Data provided:
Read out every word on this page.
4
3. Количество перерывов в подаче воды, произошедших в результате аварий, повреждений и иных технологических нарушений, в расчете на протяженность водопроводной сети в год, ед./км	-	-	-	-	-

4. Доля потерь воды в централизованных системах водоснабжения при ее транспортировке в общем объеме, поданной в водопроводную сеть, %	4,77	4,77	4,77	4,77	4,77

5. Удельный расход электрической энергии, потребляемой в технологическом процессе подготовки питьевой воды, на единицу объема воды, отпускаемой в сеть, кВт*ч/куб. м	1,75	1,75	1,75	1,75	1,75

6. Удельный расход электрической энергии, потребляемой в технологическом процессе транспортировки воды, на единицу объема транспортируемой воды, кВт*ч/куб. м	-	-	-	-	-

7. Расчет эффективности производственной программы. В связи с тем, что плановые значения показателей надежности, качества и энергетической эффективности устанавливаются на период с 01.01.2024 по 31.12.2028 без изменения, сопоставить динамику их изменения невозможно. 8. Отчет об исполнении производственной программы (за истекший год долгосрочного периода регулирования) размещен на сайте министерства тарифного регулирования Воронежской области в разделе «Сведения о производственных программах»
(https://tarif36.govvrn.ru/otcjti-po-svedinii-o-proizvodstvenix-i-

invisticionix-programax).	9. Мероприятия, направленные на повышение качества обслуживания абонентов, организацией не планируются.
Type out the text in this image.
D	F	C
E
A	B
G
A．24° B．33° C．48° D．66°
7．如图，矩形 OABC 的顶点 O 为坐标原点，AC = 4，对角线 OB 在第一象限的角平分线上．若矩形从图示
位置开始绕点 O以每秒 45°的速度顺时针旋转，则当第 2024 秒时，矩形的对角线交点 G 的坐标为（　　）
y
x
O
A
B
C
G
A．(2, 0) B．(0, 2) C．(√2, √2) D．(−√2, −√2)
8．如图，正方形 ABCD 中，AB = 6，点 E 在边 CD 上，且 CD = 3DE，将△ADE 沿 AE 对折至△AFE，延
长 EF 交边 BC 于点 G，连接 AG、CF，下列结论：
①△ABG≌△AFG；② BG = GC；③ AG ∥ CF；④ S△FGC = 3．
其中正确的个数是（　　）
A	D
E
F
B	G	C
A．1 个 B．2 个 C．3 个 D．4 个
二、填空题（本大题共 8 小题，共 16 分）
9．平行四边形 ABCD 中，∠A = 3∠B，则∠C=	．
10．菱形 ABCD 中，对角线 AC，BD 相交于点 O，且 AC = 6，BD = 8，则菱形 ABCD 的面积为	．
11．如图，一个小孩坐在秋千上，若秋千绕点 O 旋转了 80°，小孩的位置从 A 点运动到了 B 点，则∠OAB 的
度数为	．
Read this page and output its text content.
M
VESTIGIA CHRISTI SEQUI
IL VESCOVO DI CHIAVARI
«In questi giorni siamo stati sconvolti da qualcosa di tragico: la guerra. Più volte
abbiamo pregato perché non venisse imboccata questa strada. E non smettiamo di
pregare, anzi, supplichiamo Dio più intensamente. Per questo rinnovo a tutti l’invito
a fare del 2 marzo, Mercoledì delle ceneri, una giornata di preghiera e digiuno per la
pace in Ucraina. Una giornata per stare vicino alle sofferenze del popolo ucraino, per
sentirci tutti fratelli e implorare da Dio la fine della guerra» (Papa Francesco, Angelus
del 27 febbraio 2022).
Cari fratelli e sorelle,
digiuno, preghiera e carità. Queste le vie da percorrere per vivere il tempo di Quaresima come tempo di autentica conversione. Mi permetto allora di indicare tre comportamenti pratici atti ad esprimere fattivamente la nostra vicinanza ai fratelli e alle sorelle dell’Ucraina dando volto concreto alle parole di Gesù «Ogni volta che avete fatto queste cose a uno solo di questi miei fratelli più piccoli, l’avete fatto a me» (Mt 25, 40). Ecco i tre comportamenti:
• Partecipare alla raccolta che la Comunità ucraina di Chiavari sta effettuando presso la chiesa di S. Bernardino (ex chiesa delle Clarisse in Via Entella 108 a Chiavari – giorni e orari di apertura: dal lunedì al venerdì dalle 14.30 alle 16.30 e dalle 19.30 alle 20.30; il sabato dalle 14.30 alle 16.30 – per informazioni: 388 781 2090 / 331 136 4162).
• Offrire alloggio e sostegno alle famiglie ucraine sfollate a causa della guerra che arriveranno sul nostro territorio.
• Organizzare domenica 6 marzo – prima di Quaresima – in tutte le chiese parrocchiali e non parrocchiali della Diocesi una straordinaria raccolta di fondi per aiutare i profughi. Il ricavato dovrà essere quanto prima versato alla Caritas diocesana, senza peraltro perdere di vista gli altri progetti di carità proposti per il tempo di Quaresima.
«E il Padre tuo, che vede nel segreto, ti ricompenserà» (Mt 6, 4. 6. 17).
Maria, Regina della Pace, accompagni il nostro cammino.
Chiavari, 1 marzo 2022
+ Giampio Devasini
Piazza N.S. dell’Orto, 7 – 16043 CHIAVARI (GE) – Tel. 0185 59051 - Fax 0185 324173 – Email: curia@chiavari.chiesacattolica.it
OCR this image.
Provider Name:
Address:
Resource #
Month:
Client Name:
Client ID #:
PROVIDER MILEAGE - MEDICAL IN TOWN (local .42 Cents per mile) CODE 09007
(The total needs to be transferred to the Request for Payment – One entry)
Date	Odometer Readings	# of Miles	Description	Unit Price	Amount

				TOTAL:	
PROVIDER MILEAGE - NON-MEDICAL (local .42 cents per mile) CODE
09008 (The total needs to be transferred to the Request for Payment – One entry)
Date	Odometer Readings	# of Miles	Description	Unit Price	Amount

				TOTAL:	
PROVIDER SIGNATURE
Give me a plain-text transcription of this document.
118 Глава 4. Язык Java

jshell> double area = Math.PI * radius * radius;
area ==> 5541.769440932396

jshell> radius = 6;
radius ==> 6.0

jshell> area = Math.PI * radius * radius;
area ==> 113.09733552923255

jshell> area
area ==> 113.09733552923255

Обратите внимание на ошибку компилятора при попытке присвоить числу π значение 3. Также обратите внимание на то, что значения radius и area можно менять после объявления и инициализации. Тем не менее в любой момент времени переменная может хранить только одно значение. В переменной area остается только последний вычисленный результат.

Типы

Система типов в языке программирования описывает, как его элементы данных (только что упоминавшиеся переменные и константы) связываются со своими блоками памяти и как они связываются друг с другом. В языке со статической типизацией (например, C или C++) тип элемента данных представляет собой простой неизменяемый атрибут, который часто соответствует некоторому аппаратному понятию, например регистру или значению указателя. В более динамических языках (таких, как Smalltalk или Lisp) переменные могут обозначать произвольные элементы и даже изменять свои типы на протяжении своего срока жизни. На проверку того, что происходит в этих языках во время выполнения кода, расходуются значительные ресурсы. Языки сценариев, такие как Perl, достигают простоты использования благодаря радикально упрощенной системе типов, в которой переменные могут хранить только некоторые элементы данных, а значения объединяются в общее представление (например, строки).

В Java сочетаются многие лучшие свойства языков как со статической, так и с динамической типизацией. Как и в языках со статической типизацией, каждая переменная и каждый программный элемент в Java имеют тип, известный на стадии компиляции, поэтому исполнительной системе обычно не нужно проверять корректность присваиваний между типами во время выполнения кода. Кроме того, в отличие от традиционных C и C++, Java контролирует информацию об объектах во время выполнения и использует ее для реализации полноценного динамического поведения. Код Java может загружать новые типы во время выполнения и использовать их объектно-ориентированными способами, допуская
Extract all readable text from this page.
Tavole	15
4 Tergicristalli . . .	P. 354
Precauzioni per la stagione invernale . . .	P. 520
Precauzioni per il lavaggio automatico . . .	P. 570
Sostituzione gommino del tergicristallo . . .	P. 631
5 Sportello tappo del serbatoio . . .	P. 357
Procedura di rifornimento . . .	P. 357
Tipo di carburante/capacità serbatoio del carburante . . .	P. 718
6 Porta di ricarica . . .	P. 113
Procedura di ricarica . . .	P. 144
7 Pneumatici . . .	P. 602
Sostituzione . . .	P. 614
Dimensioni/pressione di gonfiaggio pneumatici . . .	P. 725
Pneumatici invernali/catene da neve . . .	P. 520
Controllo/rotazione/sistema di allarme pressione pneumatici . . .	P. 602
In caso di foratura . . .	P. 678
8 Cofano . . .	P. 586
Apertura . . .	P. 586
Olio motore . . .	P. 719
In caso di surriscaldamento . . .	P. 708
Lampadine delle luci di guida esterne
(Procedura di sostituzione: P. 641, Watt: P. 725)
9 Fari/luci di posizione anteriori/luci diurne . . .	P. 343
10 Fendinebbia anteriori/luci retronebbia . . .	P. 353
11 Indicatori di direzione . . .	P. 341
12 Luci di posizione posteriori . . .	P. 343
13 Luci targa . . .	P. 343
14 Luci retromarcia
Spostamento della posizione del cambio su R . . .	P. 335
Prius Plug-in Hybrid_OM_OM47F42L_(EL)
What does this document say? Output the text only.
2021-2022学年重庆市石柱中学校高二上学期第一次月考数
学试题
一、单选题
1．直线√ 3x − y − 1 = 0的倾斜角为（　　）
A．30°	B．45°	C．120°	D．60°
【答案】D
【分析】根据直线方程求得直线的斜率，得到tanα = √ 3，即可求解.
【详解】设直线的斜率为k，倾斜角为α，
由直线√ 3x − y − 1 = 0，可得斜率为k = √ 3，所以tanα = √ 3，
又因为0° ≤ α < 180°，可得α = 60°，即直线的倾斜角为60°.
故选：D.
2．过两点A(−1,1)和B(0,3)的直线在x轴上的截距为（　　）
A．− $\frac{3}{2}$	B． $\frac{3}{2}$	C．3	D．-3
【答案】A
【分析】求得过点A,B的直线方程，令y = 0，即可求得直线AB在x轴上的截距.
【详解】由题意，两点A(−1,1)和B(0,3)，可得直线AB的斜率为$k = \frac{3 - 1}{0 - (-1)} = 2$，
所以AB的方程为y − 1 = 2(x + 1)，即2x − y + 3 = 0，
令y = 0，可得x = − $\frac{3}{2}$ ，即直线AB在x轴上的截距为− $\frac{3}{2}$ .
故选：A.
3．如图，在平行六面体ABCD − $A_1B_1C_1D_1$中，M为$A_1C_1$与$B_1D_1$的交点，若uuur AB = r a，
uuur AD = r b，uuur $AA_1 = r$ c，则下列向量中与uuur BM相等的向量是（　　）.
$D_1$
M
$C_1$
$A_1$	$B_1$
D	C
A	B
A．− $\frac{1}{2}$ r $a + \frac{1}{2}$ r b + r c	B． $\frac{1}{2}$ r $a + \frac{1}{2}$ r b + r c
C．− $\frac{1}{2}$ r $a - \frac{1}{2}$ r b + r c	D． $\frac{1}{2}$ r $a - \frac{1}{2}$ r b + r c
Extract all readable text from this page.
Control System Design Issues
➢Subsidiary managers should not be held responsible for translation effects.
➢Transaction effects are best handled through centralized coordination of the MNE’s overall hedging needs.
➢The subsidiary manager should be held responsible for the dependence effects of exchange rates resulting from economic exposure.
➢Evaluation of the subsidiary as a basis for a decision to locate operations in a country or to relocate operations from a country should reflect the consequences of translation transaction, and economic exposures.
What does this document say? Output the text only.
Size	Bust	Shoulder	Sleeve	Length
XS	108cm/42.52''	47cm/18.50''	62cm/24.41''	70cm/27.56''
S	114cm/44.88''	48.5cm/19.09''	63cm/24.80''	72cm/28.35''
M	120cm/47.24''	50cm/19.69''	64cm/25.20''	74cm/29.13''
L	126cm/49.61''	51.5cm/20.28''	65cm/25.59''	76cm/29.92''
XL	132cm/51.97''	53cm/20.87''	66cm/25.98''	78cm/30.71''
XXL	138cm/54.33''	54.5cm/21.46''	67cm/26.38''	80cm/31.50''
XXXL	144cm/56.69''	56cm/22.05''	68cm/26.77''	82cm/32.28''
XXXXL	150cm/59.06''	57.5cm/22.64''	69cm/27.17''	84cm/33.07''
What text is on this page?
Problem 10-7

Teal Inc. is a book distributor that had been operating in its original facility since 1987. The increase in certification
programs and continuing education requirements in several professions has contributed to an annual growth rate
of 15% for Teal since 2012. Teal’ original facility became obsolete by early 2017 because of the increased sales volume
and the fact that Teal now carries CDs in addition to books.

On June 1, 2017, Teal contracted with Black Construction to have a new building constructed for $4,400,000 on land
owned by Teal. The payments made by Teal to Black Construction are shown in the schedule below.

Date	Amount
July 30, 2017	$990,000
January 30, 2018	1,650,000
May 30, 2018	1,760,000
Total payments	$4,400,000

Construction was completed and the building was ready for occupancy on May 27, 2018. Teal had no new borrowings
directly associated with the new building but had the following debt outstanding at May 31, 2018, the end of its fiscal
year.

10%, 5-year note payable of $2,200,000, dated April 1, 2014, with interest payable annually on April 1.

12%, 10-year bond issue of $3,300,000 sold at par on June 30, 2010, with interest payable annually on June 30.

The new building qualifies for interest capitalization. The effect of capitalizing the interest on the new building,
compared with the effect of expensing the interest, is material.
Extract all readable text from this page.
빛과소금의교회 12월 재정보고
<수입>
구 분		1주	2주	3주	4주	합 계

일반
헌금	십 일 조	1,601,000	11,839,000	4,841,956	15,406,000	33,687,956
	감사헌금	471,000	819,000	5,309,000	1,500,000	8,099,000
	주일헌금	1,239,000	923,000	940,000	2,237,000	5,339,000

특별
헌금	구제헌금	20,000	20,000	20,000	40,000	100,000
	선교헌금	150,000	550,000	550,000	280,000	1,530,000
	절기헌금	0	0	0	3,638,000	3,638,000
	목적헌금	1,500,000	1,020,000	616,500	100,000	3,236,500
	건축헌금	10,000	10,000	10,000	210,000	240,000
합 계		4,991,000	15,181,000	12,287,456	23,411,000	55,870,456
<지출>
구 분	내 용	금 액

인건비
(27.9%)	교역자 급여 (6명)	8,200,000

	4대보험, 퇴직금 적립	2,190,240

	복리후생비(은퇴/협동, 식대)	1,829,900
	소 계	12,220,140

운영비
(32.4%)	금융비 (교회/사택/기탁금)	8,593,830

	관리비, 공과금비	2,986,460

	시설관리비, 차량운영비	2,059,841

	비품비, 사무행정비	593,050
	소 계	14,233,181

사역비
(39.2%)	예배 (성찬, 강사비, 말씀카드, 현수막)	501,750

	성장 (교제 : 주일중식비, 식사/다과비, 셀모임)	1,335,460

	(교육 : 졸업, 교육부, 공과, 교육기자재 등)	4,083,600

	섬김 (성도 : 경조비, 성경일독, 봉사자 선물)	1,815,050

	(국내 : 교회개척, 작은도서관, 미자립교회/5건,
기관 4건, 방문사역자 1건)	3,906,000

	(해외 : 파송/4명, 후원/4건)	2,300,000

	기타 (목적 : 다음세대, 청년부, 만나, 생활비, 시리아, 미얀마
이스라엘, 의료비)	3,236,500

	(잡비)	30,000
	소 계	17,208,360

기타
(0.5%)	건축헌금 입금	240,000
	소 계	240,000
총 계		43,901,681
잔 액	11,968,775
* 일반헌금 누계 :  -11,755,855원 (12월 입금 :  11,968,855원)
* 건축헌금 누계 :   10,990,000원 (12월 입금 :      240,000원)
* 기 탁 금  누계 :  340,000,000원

Written problem: Pull every line containing "posizione" out of the records.

In response:
9 Fari/luci di posizione anteriori/luci diurne . . .	P. 343
12 Luci di posizione posteriori . . .	P. 343
Spostamento della posizione del cambio su R . . .	P. 335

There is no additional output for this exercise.